REQUIREMENT:
Pull out every line in the data that has the string "public" in it.

#####

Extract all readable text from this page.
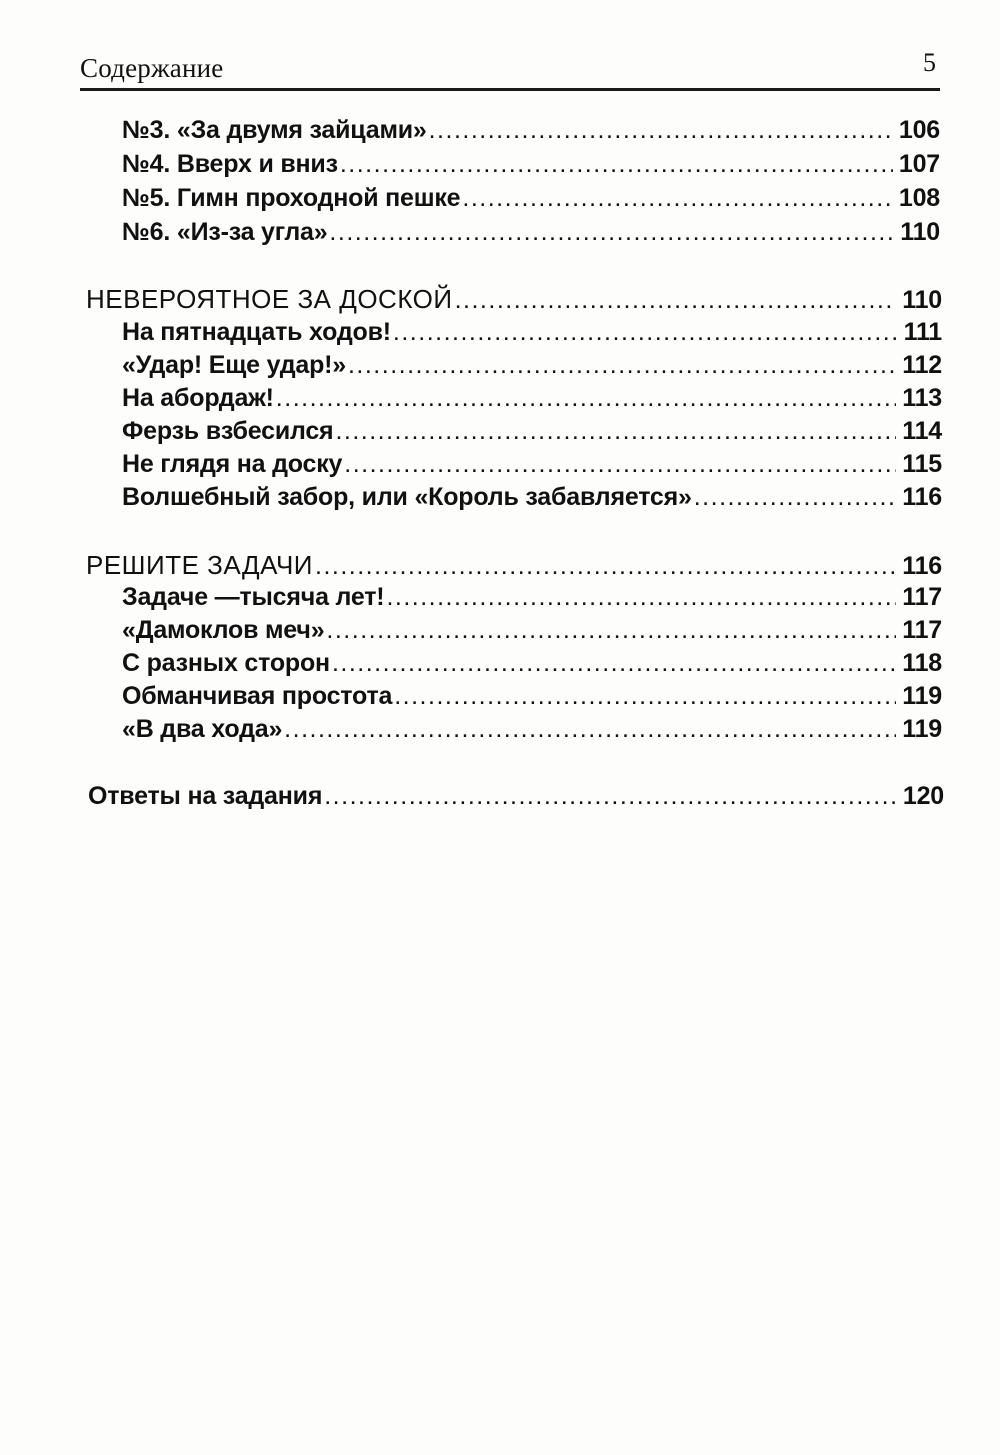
Содержание	5
№3. «За двумя зайцами» .....	106
№4. Вверх и вниз .....	107
№5. Гимн проходной пешке .....	108
№6. «Из-за угла» .....	110
НЕВЕРОЯТНОЕ ЗА ДОСКОЙ .....	110
На пятнадцать ходов! .....	111
«Удар! Еще удар!» .....	112
На абордаж! .....	113
Ферзь взбесился .....	114
Не глядя на доску .....	115
Волшебный забор, или «Король забавляется» .....	116
РЕШИТЕ ЗАДАЧИ .....	116
Задаче —тысяча лет! .....	117
«Дамоклов меч» .....	117
С разных сторон .....	118
Обманчивая простота .....	119
«В два хода» .....	119
Ответы на задания .....	120
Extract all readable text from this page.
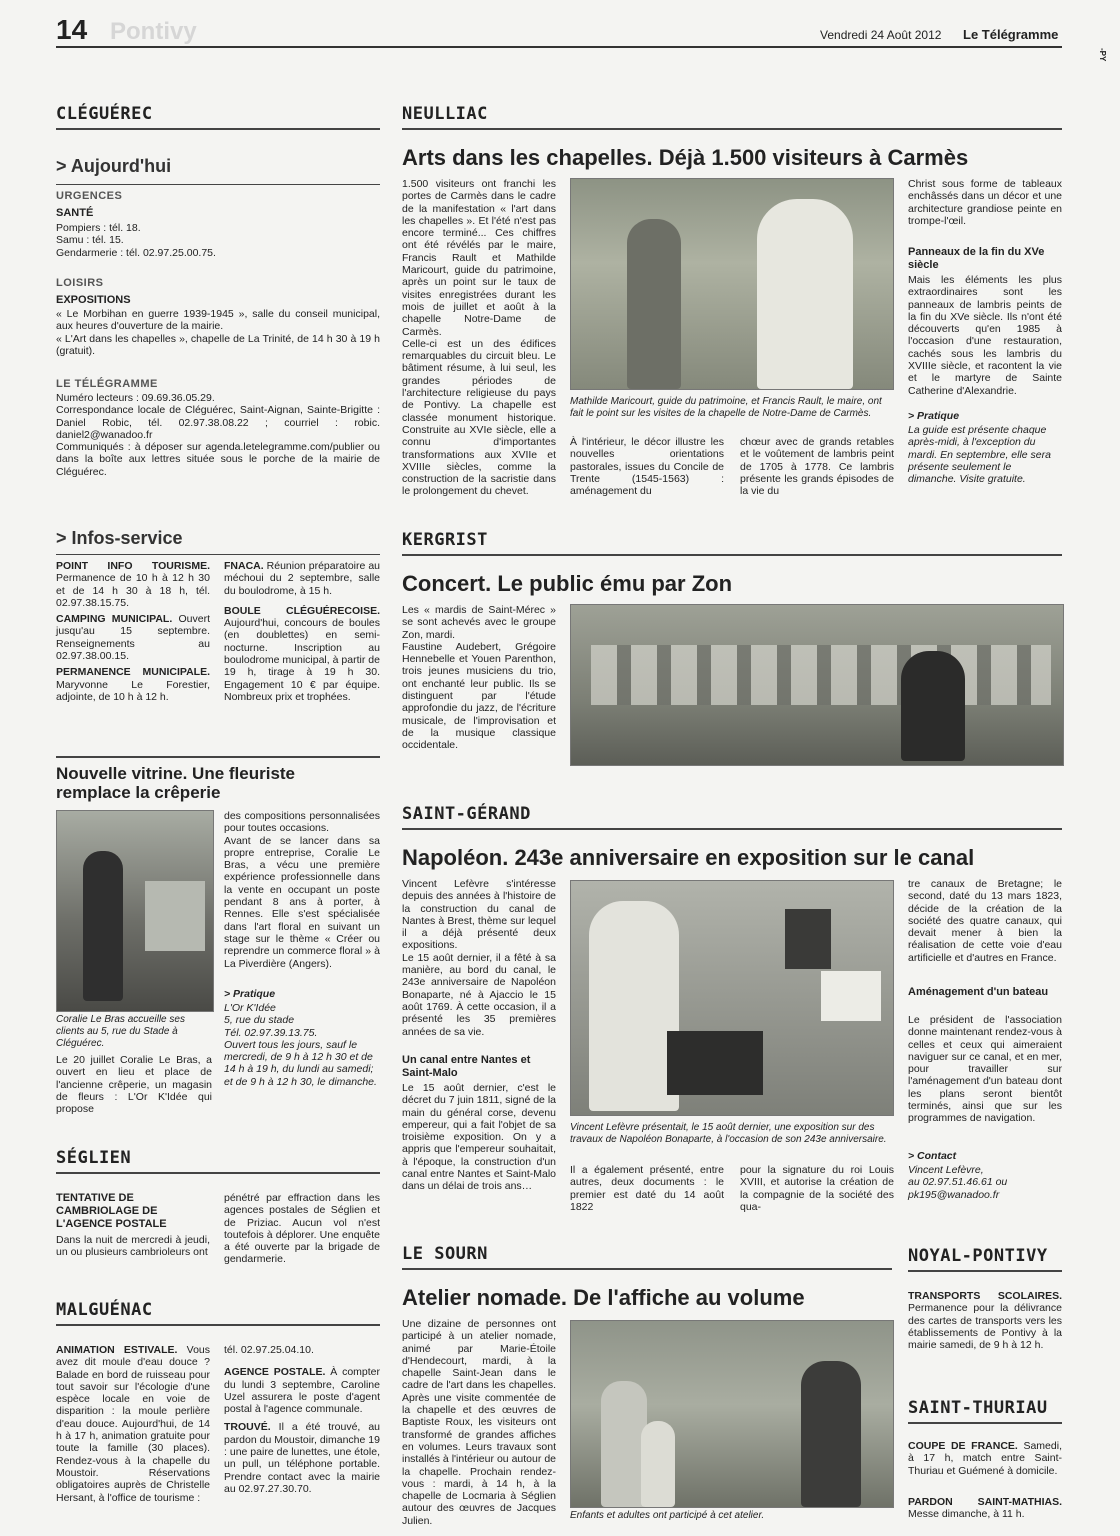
14 Pontivy	Vendredi 24 Août 2012 Le Télégramme
-PY
CLÉGUÉREC
> Aujourd'hui
URGENCES
SANTÉ
Pompiers : tél. 18.
Samu : tél. 15.
Gendarmerie : tél. 02.97.25.00.75.
LOISIRS
EXPOSITIONS
« Le Morbihan en guerre 1939-1945 », salle du conseil municipal, aux heures d'ouverture de la mairie.
« L'Art dans les chapelles », chapelle de La Trinité, de 14 h 30 à 19 h (gratuit).
LE TÉLÉGRAMME
Numéro lecteurs : 09.69.36.05.29.
Correspondance locale de Cléguérec, Saint-Aignan, Sainte-Brigitte : Daniel Robic, tél. 02.97.38.08.22 ; courriel : robic. daniel2@wanadoo.fr
Communiqués : à déposer sur agenda.letelegramme.com/publier ou dans la boîte aux lettres située sous le porche de la mairie de Cléguérec.
> Infos-service
POINT INFO TOURISME. Permanence de 10 h à 12 h 30 et de 14 h 30 à 18 h, tél. 02.97.38.15.75.
CAMPING MUNICIPAL. Ouvert jusqu'au 15 septembre. Renseignements au 02.97.38.00.15.
PERMANENCE MUNICIPALE. Maryvonne Le Forestier, adjointe, de 10 h à 12 h.
FNACA. Réunion préparatoire au méchoui du 2 septembre, salle du boulodrome, à 15 h.
BOULE CLÉGUÉRECOISE. Aujourd'hui, concours de boules (en doublettes) en semi-nocturne. Inscription au boulodrome municipal, à partir de 19 h, tirage à 19 h 30. Engagement 10 € par équipe. Nombreux prix et trophées.
Nouvelle vitrine. Une fleuriste remplace la crêperie
Coralie Le Bras accueille ses clients au 5, rue du Stade à Cléguérec.
Le 20 juillet Coralie Le Bras, a ouvert en lieu et place de l'ancienne crêperie, un magasin de fleurs : L'Or K'Idée qui propose
des compositions personnalisées pour toutes occasions.
Avant de se lancer dans sa propre entreprise, Coralie Le Bras, a vécu une première expérience professionnelle dans la vente en occupant un poste pendant 8 ans à porter, à Rennes. Elle s'est spécialisée dans l'art floral en suivant un stage sur le thème « Créer ou reprendre un commerce floral » à La Piverdière (Angers).
> Pratique
L'Or K'Idée
5, rue du stade
Tél. 02.97.39.13.75.
Ouvert tous les jours, sauf le mercredi, de 9 h à 12 h 30 et de 14 h à 19 h, du lundi au samedi; et de 9 h à 12 h 30, le dimanche.
SÉGLIEN
TENTATIVE DE CAMBRIOLAGE DE L'AGENCE POSTALE
Dans la nuit de mercredi à jeudi, un ou plusieurs cambrioleurs ont
pénétré par effraction dans les agences postales de Séglien et de Priziac. Aucun vol n'est toutefois à déplorer. Une enquête a été ouverte par la brigade de gendarmerie.
MALGUÉNAC
ANIMATION ESTIVALE. Vous avez dit moule d'eau douce ? Balade en bord de ruisseau pour tout savoir sur l'écologie d'une espèce locale en voie de disparition : la moule perlière d'eau douce. Aujourd'hui, de 14 h à 17 h, animation gratuite pour toute la famille (30 places). Rendez-vous à la chapelle du Moustoir. Réservations obligatoires auprès de Christelle Hersant, à l'office de tourisme :
tél. 02.97.25.04.10.
AGENCE POSTALE. À compter du lundi 3 septembre, Caroline Uzel assurera le poste d'agent postal à l'agence communale.
TROUVÉ. Il a été trouvé, au pardon du Moustoir, dimanche 19 : une paire de lunettes, une étole, un pull, un téléphone portable. Prendre contact avec la mairie au 02.97.27.30.70.
NEULLIAC
Arts dans les chapelles. Déjà 1.500 visiteurs à Carmès
1.500 visiteurs ont franchi les portes de Carmès dans le cadre de la manifestation « l'art dans les chapelles ». Et l'été n'est pas encore terminé... Ces chiffres ont été révélés par le maire, Francis Rault et Mathilde Maricourt, guide du patrimoine, après un point sur le taux de visites enregistrées durant les mois de juillet et août à la chapelle Notre-Dame de Carmès.
Celle-ci est un des édifices remarquables du circuit bleu. Le bâtiment résume, à lui seul, les grandes périodes de l'architecture religieuse du pays de Pontivy. La chapelle est classée monument historique. Construite au XVIe siècle, elle a connu d'importantes transformations aux XVIIe et XVIIIe siècles, comme la construction de la sacristie dans le prolongement du chevet.
Mathilde Maricourt, guide du patrimoine, et Francis Rault, le maire, ont fait le point sur les visites de la chapelle de Notre-Dame de Carmès.
À l'intérieur, le décor illustre les nouvelles orientations pastorales, issues du Concile de Trente (1545-1563) : aménagement du
chœur avec de grands retables et le voûtement de lambris peint de 1705 à 1778. Ce lambris présente les grands épisodes de la vie du
Christ sous forme de tableaux enchâssés dans un décor et une architecture grandiose peinte en trompe-l'œil.
Panneaux de la fin du XVe siècle
Mais les éléments les plus extraordinaires sont les panneaux de lambris peints de la fin du XVe siècle. Ils n'ont été découverts qu'en 1985 à l'occasion d'une restauration, cachés sous les lambris du XVIIIe siècle, et racontent la vie et le martyre de Sainte Catherine d'Alexandrie.
> Pratique
La guide est présente chaque après-midi, à l'exception du mardi. En septembre, elle sera présente seulement le dimanche. Visite gratuite.
KERGRIST
Concert. Le public ému par Zon
Les « mardis de Saint-Mérec » se sont achevés avec le groupe Zon, mardi.
Faustine Audebert, Grégoire Hennebelle et Youen Parenthon, trois jeunes musiciens du trio, ont enchanté leur public. Ils se distinguent par l'étude approfondie du jazz, de l'écriture musicale, de l'improvisation et de la musique classique occidentale.
SAINT-GÉRAND
Napoléon. 243e anniversaire en exposition sur le canal
Vincent Lefèvre s'intéresse depuis des années à l'histoire de la construction du canal de Nantes à Brest, thème sur lequel il a déjà présenté deux expositions.
Le 15 août dernier, il a fêté à sa manière, au bord du canal, le 243e anniversaire de Napoléon Bonaparte, né à Ajaccio le 15 août 1769. À cette occasion, il a présenté les 35 premières années de sa vie.
Un canal entre Nantes et Saint-Malo
Le 15 août dernier, c'est le décret du 7 juin 1811, signé de la main du général corse, devenu empereur, qui a fait l'objet de sa troisième exposition. On y a appris que l'empereur souhaitait, à l'époque, la construction d'un canal entre Nantes et Saint-Malo dans un délai de trois ans…
Vincent Lefèvre présentait, le 15 août dernier, une exposition sur des travaux de Napoléon Bonaparte, à l'occasion de son 243e anniversaire.
Il a également présenté, entre autres, deux documents : le premier est daté du 14 août 1822
pour la signature du roi Louis XVIII, et autorise la création de la compagnie de la société des qua-
tre canaux de Bretagne; le second, daté du 13 mars 1823, décide de la création de la société des quatre canaux, qui devait mener à bien la réalisation de cette voie d'eau artificielle et d'autres en France.
Aménagement d'un bateau
Le président de l'association donne maintenant rendez-vous à celles et ceux qui aimeraient naviguer sur ce canal, et en mer, pour travailler sur l'aménagement d'un bateau dont les plans seront bientôt terminés, ainsi que sur les programmes de navigation.
> Contact
Vincent Lefèvre,
au 02.97.51.46.61 ou
pk195@wanadoo.fr
LE SOURN
Atelier nomade. De l'affiche au volume
Une dizaine de personnes ont participé à un atelier nomade, animé par Marie-Étoile d'Hendecourt, mardi, à la chapelle Saint-Jean dans le cadre de l'art dans les chapelles. Après une visite commentée de la chapelle et des œuvres de Baptiste Roux, les visiteurs ont transformé de grandes affiches en volumes. Leurs travaux sont installés à l'intérieur ou autour de la chapelle. Prochain rendez-vous : mardi, à 14 h, à la chapelle de Locmaria à Séglien autour des œuvres de Jacques Julien.	Enfants et adultes ont participé à cet atelier.
NOYAL-PONTIVY
TRANSPORTS SCOLAIRES. Permanence pour la délivrance des cartes de transports vers les établissements de Pontivy à la mairie samedi, de 9 h à 12 h.
SAINT-THURIAU
COUPE DE FRANCE. Samedi, à 17 h, match entre Saint-Thuriau et Guémené à domicile.
PARDON SAINT-MATHIAS. Messe dimanche, à 11 h.
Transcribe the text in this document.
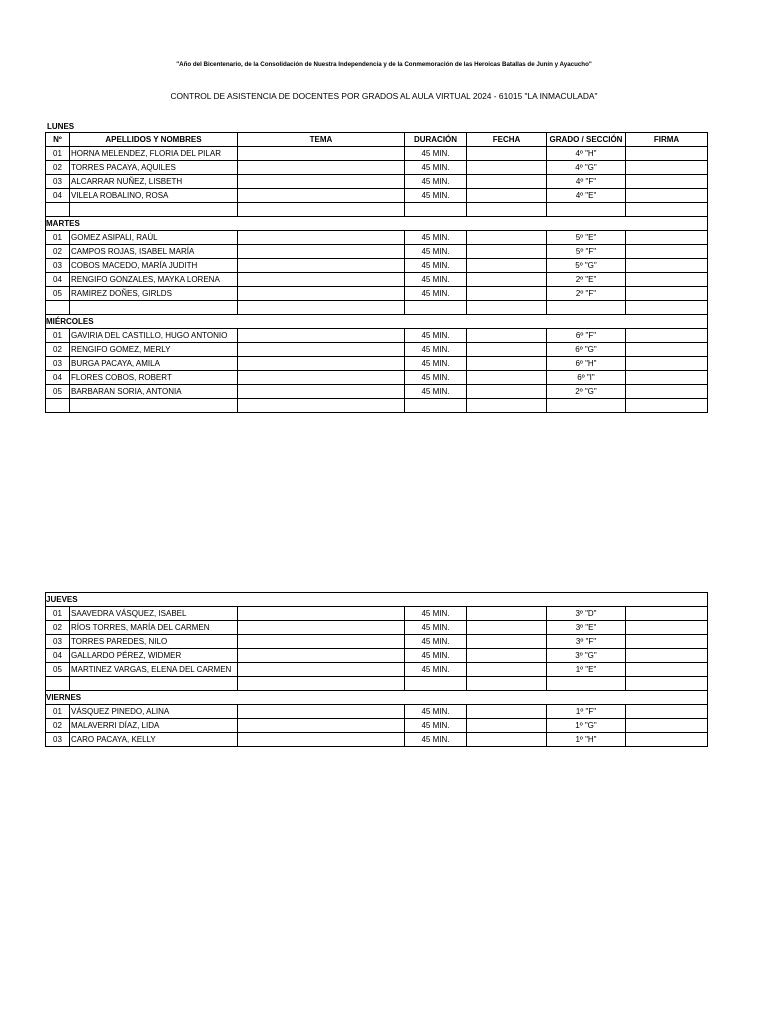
"Año del Bicentenario, de la Consolidación de Nuestra Independencia y de la Conmemoración de las Heroicas Batallas de Junín y Ayacucho"
CONTROL DE ASISTENCIA DE DOCENTES POR GRADOS AL AULA VIRTUAL 2024 - 61015 "LA INMACULADA"
LUNES
Nº	APELLIDOS Y NOMBRES	TEMA	DURACIÓN	FECHA	GRADO / SECCIÓN	FIRMA
01	HORNA MELENDEZ, FLORIA DEL PILAR		45 MIN.		4º "H"	
02	TORRES PACAYA, AQUILES		45 MIN.		4º "G"	
03	ALCARRAR NUÑEZ, LISBETH		45 MIN.		4º "F"	
04	VILELA ROBALINO, ROSA		45 MIN.		4º "E"	

MARTES						
01	GOMEZ ASIPALI, RAÚL		45 MIN.		5º "E"	
02	CAMPOS ROJAS, ISABEL MARÍA		45 MIN.		5º "F"	
03	COBOS MACEDO, MARÍA JUDITH		45 MIN.		5º "G"	
04	RENGIFO GONZALES, MAYKA LORENA		45 MIN.		2º "E"	
05	RAMIREZ DOÑES, GIRLDS		45 MIN.		2º "F"	

MIÉRCOLES						
01	GAVIRIA DEL CASTILLO, HUGO ANTONIO		45 MIN.		6º "F"	
02	RENGIFO GOMEZ, MERLY		45 MIN.		6º "G"	
03	BURGA PACAYA, AMILA		45 MIN.		6º "H"	
04	FLORES COBOS, ROBERT		45 MIN.		6º "I"	
05	BARBARAN SORIA, ANTONIA		45 MIN.		2º "G"	

JUEVES						
01	SAAVEDRA VÁSQUEZ, ISABEL		45 MIN.		3º "D"	
02	RÍOS TORRES, MARÍA DEL CARMEN		45 MIN.		3º "E"	
03	TORRES PAREDES, NILO		45 MIN.		3º "F"	
04	GALLARDO PÉREZ, WIDMER		45 MIN.		3º "G"	
05	MARTINEZ VARGAS, ELENA DEL CARMEN		45 MIN.		1º "E"	

VIERNES						
01	VÁSQUEZ PINEDO, ALINA		45 MIN.		1º "F"	
02	MALAVERRI DÍAZ, LIDA		45 MIN.		1º "G"	
03	CARO PACAYA, KELLY		45 MIN.		1º "H"	
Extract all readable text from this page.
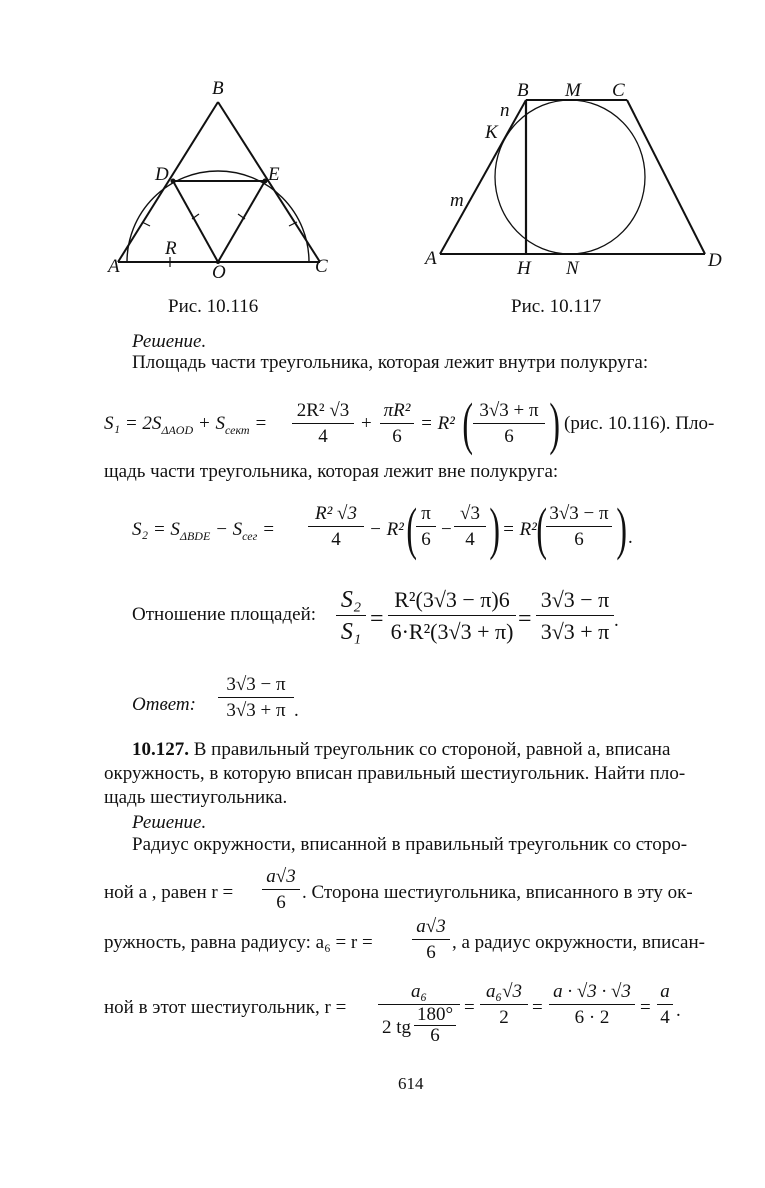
B
D	E
A	O	C
R
Рис. 10.116
B M C
n
K
m
A	H N	D
Рис. 10.117
Решение.
Площадь части треугольника, которая лежит внутри полукруга:
$S_1 = 2S_{\Delta AOD} + S_{сект}$ =
2R² √3
4
+
πR²
6
= R² ( 3√3 + π
6 ) (рис. 10.116). Пло-
щадь части треугольника, которая лежит вне полукруга:
$S_2 = S_{\Delta BDE} - S_{сег}$ =
R² √3
4	− R² ( π
6 −
√3
4 ) = R² ( 3√3 − π
6 ) .
Отношение площадей:
S₂
S₁ =
R²(3√3 − π)6
6·R²(3√3 + π) =
3√3 − π
3√3 + π .
Ответ:
3√3 − π
3√3 + π .
10.127. В правильный треугольник со стороной, равной a, вписана
окружность, в которую вписан правильный шестиугольник. Найти пло-
щадь шестиугольника.
Решение.
Радиус окружности, вписанной в правильный треугольник со сторо-
ной a , равен r =
a√3
6 . Сторона шестиугольника, вписанного в эту ок-
ружность, равна радиусу: a₆ = r =
a√3
6 , а радиус окружности, вписан-
ной в этот шестиугольник, r =
a₆
2 tg
180°
6
=
a₆√3
2	=
a · √3 · √3
6 · 2	=
a
4 .
614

#####

THE RESPONSE:
Concert. Le public ému par Zon
Faustine Audebert, Grégoire Hennebelle et Youen Parenthon, trois jeunes musiciens du trio, ont enchanté leur public. Ils se distinguent par l'étude approfondie du jazz, de l'écriture musicale, de l'improvisation et de la musique classique occidentale.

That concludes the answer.